Given text
— start —

Donncha Sheehan

Personal information
- Native name: Donncha Ó Síocháin (Irish)
- Born: 24 August 1979 (age 46) Adare, County Limerick, Ireland
- Occupation: Biochemist
- Height: 5 ft 7 in (170 cm)

Sport
- Sport: Hurling
- Position: Left corner-forward

Club
- Years: Club
- Adare

Club titles
- Limerick titles: 5

College(s)
- Years: College
- University College Cork University of Limerick

College titles
- Fitzgibbon titles: 1

Inter-county
- Years: County / Apps (scores)
- 2003-2009: Limerick / 15 (1-11)

Inter-county titles
- Munster titles: 0
- All-Irelands: 0
- NHL: 0
- All Stars: 0

= Donncha Sheehan =

Irish hurler

Donncha Sheehan (born 24 August 1979) is an Irish former hurler. At club level, he played with Adare and at inter-county level with the Limerick senior hurling team.

==Career==

Sheehan played hurling at all grades as a student at Ardscoil Rís in Limerick. He later studied at University of Limerick and was part of the UL team that beat Waterford Institute of Technology by 2-14 to 2-11 to claim the Fitzgibbon Cup title in 2002.

At club level, Sheehan first played for Adare at juvenile and underage levels, and was part of the club's under-21 team that won consecutive Limerick U21AHC titles in 1999 and 2000. He progressed to the club's senior side and was involved in five Limerick SHC-winning teams. Sheehan captained Adare to three successive title wins between 2007 and 2009.

— end —

Prompt
In the text about Donncha Sheehan, which team did the University of Limerick beat to win the 2002 Fitzgibbon Cup?

Source data
— start —

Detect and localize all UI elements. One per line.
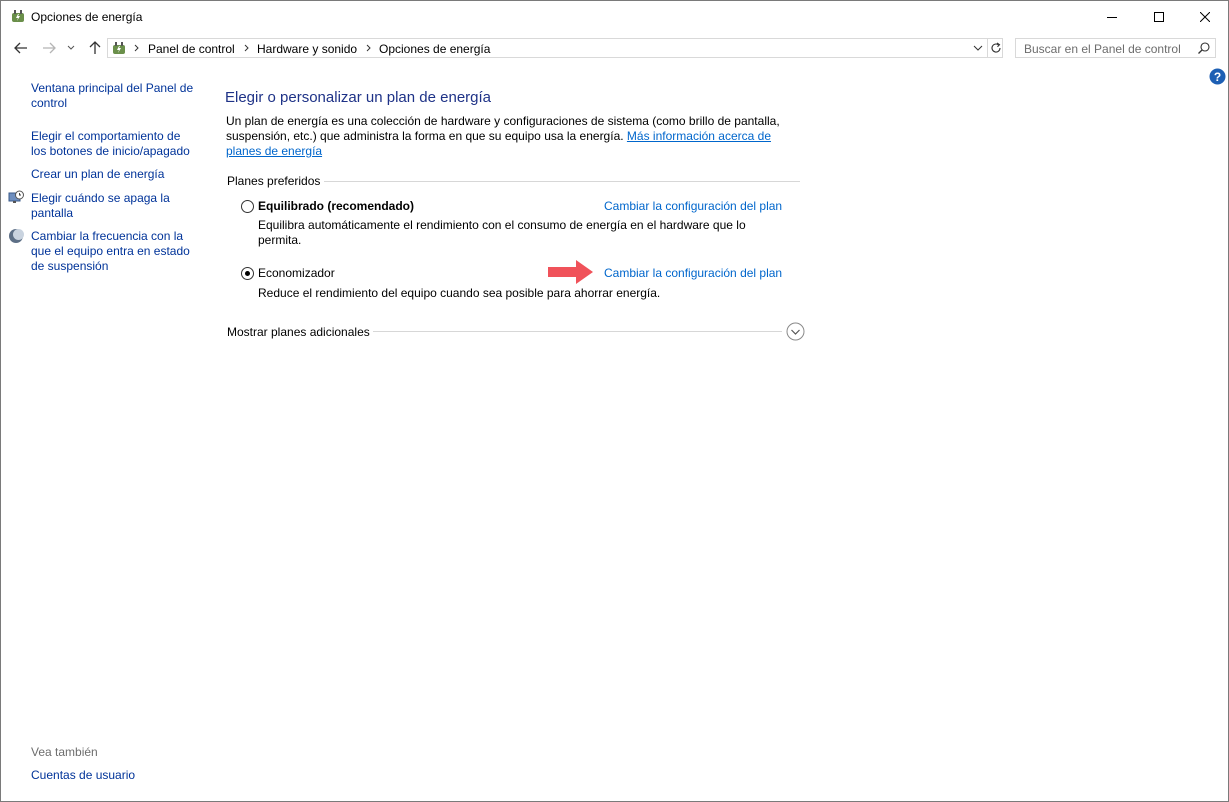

— end —

Written solution
Waterford Institute of Technology